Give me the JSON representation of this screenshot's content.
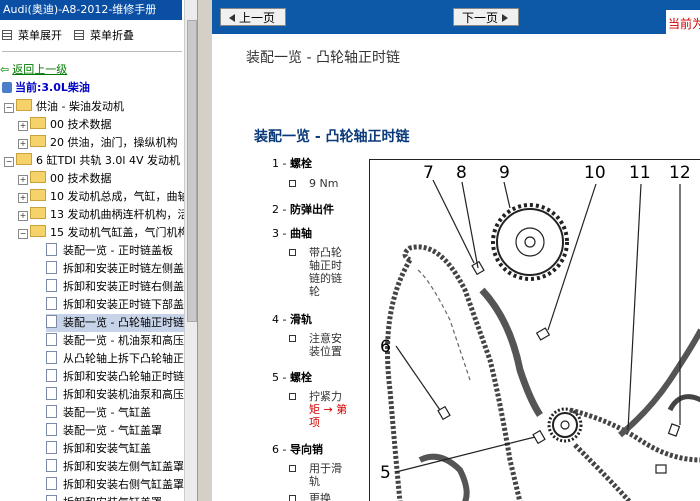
{
  "window_title": "Audi(奥迪)-A8-2012-维修手册",
  "menu": {
    "expand_label": "菜单展开",
    "collapse_label": "菜单折叠"
  },
  "tree": {
    "back_label": "返回上一级",
    "current_label": "当前:3.0L柴油",
    "items": [
      {
        "label": "供油 - 柴油发动机",
        "toggle": "⊟"
      },
      {
        "label": "00 技术数据",
        "toggle": "⊞"
      },
      {
        "label": "20 供油，油门，操纵机构",
        "toggle": "⊞"
      },
      {
        "label": "6 缸TDI 共轨 3.0l 4V 发动机",
        "toggle": "⊟"
      },
      {
        "label": "00 技术数据",
        "toggle": "⊞"
      },
      {
        "label": "10 发动机总成，气缸，曲轴",
        "toggle": "⊞"
      },
      {
        "label": "13 发动机曲柄连杆机构，活",
        "toggle": "⊞"
      },
      {
        "label": "15 发动机气缸盖，气门机构",
        "toggle": "⊟"
      },
      {
        "label": "装配一览 - 正时链盖板"
      },
      {
        "label": "拆卸和安装正时链左侧盖"
      },
      {
        "label": "拆卸和安装正时链右侧盖"
      },
      {
        "label": "拆卸和安装正时链下部盖"
      },
      {
        "label": "装配一览 - 凸轮轴正时链"
      },
      {
        "label": "装配一览 - 机油泵和高压"
      },
      {
        "label": "从凸轮轴上拆下凸轮轴正时"
      },
      {
        "label": "拆卸和安装凸轮轴正时链"
      },
      {
        "label": "拆卸和安装机油泵和高压"
      },
      {
        "label": "装配一览 - 气缸盖"
      },
      {
        "label": "装配一览 - 气缸盖罩"
      },
      {
        "label": "拆卸和安装气缸盖"
      },
      {
        "label": "拆卸和安装左侧气缸盖罩"
      },
      {
        "label": "拆卸和安装右侧气缸盖罩"
      },
      {
        "label": "拆卸和安装气缸盖罩"
      }
    ]
  },
  "nav": {
    "prev_label": "上一页",
    "next_label": "下一页",
    "right_text": "当前为"
  },
  "content": {
    "doc_title": "装配一览 - 凸轮轴正时链",
    "section_title": "装配一览 - 凸轮轴正时链",
    "legend": [
      {
        "num": "1 -",
        "name": "螺栓",
        "sub": [
          "9 Nm"
        ]
      },
      {
        "num": "2 -",
        "name": "防弹出件",
        "sub": []
      },
      {
        "num": "3 -",
        "name": "曲轴",
        "sub": [
          "带凸轮",
          "轴正时",
          "链的链",
          "轮"
        ]
      },
      {
        "num": "4 -",
        "name": "滑轨",
        "sub": [
          "注意安",
          "装位置"
        ]
      },
      {
        "num": "5 -",
        "name": "螺栓",
        "sub": [
          "拧紧力",
          "矩 → 第",
          "项"
        ]
      },
      {
        "num": "6 -",
        "name": "导向销",
        "sub": [
          "用于滑",
          "轨",
          "更换"
        ]
      }
    ]
  },
  "diagram": {
    "labels": [
      "7",
      "8",
      "9",
      "10",
      "11",
      "12",
      "6",
      "5"
    ]
  }
}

▶ **WHAT TO DO**
Reproduce all of the entries word for word, skipping any pictures they hold.

▶ **WRITTEN SOLUTION**
Give me the JSON representation of this screenshot's content.
{
  "window_title": "Audi(奥迪)-A8-2012-维修手册",
  "menu": {
    "expand_label": "菜单展开",
    "collapse_label": "菜单折叠"
  },
  "tree": {
    "back_label": "返回上一级",
    "current_label": "当前:3.0L柴油",
    "items": [
      {
        "label": "供油 - 柴油发动机",
        "toggle": "⊟"
      },
      {
        "label": "00 技术数据",
        "toggle": "⊞"
      },
      {
        "label": "20 供油，油门，操纵机构",
        "toggle": "⊞"
      },
      {
        "label": "6 缸TDI 共轨 3.0l 4V 发动机",
        "toggle": "⊟"
      },
      {
        "label": "00 技术数据",
        "toggle": "⊞"
      },
      {
        "label": "10 发动机总成，气缸，曲轴",
        "toggle": "⊞"
      },
      {
        "label": "13 发动机曲柄连杆机构，活",
        "toggle": "⊞"
      },
      {
        "label": "15 发动机气缸盖，气门机构",
        "toggle": "⊟"
      },
      {
        "label": "装配一览 - 正时链盖板"
      },
      {
        "label": "拆卸和安装正时链左侧盖"
      },
      {
        "label": "拆卸和安装正时链右侧盖"
      },
      {
        "label": "拆卸和安装正时链下部盖"
      },
      {
        "label": "装配一览 - 凸轮轴正时链"
      },
      {
        "label": "装配一览 - 机油泵和高压"
      },
      {
        "label": "从凸轮轴上拆下凸轮轴正时"
      },
      {
        "label": "拆卸和安装凸轮轴正时链"
      },
      {
        "label": "拆卸和安装机油泵和高压"
      },
      {
        "label": "装配一览 - 气缸盖"
      },
      {
        "label": "装配一览 - 气缸盖罩"
      },
      {
        "label": "拆卸和安装气缸盖"
      },
      {
        "label": "拆卸和安装左侧气缸盖罩"
      },
      {
        "label": "拆卸和安装右侧气缸盖罩"
      },
      {
        "label": "拆卸和安装气缸盖罩"
      }
    ]
  },
  "nav": {
    "prev_label": "上一页",
    "next_label": "下一页",
    "right_text": "当前为"
  },
  "content": {
    "doc_title": "装配一览 - 凸轮轴正时链",
    "section_title": "装配一览 - 凸轮轴正时链",
    "legend": [
      {
        "num": "1 -",
        "name": "螺栓",
        "sub": [
          "9 Nm"
        ]
      },
      {
        "num": "2 -",
        "name": "防弹出件",
        "sub": []
      },
      {
        "num": "3 -",
        "name": "曲轴",
        "sub": [
          "带凸轮",
          "轴正时",
          "链的链",
          "轮"
        ]
      },
      {
        "num": "4 -",
        "name": "滑轨",
        "sub": [
          "注意安",
          "装位置"
        ]
      },
      {
        "num": "5 -",
        "name": "螺栓",
        "sub": [
          "拧紧力",
          "矩 → 第",
          "项"
        ]
      },
      {
        "num": "6 -",
        "name": "导向销",
        "sub": [
          "用于滑",
          "轨",
          "更换"
        ]
      }
    ]
  },
  "diagram": {
    "labels": [
      "7",
      "8",
      "9",
      "10",
      "11",
      "12",
      "6",
      "5"
    ]
  }
}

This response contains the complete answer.